(Passage given):
The Caddo people are American Indians who formerly lived throughout the woodland regions west of the Mississippi River Valley in what today are called southwest Arkansas, northwest Louisiana, northeast Texas and southeast Oklahoma. Through study of the archaeological records, we can trace strong continuities in settlement patterns, food production, culinary practices, stone and ceramic technology, ornamental styles, religious rituals, and other cultural aspects of the Caddo people back at least to the tenth century. The Caddos were divided into numerous social and political groups, many of which were organized into complex societies consisting of multiple communities. They were linked by ceremonial centers, where community leaders resided and were interred after death.

The largest Caddo communities were strung along major river courses, but many smaller upland villages existed as well. Caddo families lived in cone-shaped, beehive-like houses made of a framework of poles covered with thatched grass. For food, the Caddos depended primarily on farming—growing corn, beans, squash, and native oily and starchy seed plants. They were hunters of deer and small game, fishermen, and collectors of nuts and other wild plant foods.

Production of ceramic containers was important to the Caddos. They made jars and bowls for routine cooking and storage, as well as “finewares” used in ceremonies and as gifts and products of exchange. Many of their finewares have polished surfaces and are engraved with elaborate designs—they constitute some of the finest ceramic art ever produced in North America. The Caddos made bows of prized bois d’arc wood and traded them to other American Indian groups. They also converted nonlocal materials such as distinctive stone, marine shell, and copper, into ornamental and sacred objects.

Caddo peoples briefly encountered Europeans during the DeSoto entrada in 1542, but sustained contact did not occur until the beginning of Spanish and French colonial efforts in the late seventeenth and early eighteenth centuries. At that time, there were two major clusters of Caddo people: the Kadohadacho centered in the Great Bend region of the Red River, and the Hasinai in the Neches and Angelina river drainages of what is now eastern Texas. Downstream along the Red River were several other Caddo groups, including the Natchitoches, who resided near the city of that name in Louisiana. Each of these clusters, or confederacies as they are sometimes referred to by historians and anthropologists, was made up of several smaller political or tribal groups.

(Given problem 1):
Name every crop the Caddo passage says the Caddos grew.
(Given problem 2):
Please output, word for word, the part of the Caddo passage starting at "Caddo peoples briefly" and ending at "or tribal groups.".
These records come from a different source than the text above.

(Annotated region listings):
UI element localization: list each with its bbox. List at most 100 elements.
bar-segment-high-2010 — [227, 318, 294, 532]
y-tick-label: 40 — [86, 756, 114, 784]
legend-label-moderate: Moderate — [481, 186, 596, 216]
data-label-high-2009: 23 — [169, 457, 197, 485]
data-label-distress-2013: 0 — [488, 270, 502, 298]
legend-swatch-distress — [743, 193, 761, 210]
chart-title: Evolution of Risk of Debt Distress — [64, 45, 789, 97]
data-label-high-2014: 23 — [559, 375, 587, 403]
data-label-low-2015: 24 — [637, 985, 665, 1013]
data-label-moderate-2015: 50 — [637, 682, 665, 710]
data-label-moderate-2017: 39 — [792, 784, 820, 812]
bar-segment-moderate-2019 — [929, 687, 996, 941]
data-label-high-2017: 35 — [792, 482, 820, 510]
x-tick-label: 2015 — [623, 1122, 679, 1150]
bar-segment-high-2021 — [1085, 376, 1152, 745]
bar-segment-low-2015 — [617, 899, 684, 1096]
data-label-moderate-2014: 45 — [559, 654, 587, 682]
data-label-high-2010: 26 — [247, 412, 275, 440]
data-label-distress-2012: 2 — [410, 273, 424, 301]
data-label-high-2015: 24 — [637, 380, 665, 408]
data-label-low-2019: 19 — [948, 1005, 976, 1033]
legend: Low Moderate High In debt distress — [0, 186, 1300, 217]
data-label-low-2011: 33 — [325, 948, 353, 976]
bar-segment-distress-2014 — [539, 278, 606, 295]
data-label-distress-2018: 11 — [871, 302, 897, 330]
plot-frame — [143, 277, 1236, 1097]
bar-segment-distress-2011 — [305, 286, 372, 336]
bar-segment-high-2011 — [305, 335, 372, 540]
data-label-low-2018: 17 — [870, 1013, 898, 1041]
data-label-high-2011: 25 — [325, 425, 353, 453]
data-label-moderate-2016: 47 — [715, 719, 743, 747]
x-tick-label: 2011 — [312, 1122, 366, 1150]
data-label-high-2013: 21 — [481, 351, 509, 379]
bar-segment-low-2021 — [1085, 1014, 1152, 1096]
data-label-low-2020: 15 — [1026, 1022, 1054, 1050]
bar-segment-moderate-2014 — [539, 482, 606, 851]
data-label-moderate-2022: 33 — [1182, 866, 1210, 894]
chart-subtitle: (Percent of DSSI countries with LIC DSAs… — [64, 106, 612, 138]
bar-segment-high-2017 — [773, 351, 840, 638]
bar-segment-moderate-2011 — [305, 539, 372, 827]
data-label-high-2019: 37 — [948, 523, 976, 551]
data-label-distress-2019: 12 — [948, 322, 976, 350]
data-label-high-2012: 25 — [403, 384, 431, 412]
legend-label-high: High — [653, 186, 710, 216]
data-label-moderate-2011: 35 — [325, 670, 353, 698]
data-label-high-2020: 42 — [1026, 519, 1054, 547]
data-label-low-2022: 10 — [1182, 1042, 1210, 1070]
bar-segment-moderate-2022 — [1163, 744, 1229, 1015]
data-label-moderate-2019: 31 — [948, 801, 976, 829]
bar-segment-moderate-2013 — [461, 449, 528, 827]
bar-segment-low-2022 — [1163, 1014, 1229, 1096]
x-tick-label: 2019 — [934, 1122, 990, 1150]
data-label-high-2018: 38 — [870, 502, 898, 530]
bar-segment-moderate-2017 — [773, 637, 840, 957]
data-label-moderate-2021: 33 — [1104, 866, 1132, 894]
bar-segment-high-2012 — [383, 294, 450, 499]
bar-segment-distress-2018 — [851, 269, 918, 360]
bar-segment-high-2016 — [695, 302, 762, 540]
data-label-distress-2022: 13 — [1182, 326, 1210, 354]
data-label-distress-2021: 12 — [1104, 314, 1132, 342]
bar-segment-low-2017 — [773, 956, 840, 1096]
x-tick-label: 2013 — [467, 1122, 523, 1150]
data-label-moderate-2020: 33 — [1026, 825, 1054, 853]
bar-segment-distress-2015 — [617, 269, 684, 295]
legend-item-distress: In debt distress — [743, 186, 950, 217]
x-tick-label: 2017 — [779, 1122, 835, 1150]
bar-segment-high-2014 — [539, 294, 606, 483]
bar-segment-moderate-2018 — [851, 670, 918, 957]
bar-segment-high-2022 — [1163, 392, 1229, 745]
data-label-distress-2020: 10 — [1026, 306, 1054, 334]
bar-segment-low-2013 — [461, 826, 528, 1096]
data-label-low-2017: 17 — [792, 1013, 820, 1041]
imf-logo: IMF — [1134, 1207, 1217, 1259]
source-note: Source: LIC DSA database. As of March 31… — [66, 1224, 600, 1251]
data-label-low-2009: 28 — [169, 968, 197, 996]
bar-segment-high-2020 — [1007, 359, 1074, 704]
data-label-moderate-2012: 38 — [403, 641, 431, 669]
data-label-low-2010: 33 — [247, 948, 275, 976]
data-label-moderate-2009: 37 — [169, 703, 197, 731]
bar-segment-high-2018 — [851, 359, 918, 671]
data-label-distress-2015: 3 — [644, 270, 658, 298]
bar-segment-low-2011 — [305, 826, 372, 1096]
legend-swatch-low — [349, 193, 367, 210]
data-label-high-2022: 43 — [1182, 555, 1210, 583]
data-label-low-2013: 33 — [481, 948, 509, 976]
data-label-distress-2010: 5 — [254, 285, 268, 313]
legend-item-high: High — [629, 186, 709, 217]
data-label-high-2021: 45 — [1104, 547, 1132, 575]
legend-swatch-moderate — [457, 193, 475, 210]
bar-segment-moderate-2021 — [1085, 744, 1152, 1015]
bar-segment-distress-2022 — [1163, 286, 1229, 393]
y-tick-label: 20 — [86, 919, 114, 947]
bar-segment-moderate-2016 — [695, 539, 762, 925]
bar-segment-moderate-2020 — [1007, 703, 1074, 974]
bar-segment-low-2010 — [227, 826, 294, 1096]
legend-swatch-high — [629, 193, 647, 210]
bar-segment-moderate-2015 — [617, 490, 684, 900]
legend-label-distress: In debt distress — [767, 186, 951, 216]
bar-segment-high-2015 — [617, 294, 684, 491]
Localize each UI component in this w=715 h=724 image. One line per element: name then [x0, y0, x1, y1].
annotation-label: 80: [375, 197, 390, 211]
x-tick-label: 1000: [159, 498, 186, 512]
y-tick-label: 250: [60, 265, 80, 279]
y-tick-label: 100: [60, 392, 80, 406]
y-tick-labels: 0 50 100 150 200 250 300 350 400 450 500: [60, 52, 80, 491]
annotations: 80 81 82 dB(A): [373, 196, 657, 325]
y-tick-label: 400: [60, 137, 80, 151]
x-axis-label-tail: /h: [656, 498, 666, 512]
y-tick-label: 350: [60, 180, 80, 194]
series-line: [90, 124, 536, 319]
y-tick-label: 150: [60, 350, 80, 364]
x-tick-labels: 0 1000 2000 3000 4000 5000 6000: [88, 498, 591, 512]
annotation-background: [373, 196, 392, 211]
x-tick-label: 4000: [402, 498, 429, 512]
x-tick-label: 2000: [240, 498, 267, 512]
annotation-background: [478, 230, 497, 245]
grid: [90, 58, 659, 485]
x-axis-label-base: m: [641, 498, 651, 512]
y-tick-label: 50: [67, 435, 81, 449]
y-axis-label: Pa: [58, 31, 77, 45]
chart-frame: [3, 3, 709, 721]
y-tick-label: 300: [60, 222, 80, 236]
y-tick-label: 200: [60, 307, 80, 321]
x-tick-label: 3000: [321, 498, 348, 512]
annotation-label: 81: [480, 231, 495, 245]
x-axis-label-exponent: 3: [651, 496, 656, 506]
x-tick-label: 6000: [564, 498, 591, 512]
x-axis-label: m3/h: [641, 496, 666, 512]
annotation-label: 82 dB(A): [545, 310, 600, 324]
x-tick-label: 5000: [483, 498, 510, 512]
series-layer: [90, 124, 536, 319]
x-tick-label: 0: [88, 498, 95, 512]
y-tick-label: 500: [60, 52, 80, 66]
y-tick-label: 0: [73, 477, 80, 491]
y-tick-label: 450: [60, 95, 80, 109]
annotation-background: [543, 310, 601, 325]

(Written answer 1):
corn, beans, squash, and native oily and starchy seed plants

(Written answer 2):
Caddo peoples briefly encountered Europeans during the DeSoto entrada in 1542, but sustained contact did not occur until the beginning of Spanish and French colonial efforts in the late seventeenth and early eighteenth centuries. At that time, there were two major clusters of Caddo people: the Kadohadacho centered in the Great Bend region of the Red River, and the Hasinai in the Neches and Angelina river drainages of what is now eastern Texas. Downstream along the Red River were several other Caddo groups, including the Natchitoches, who resided near the city of that name in Louisiana. Each of these clusters, or confederacies as they are sometimes referred to by historians and anthropologists, was made up of several smaller political or tribal groups.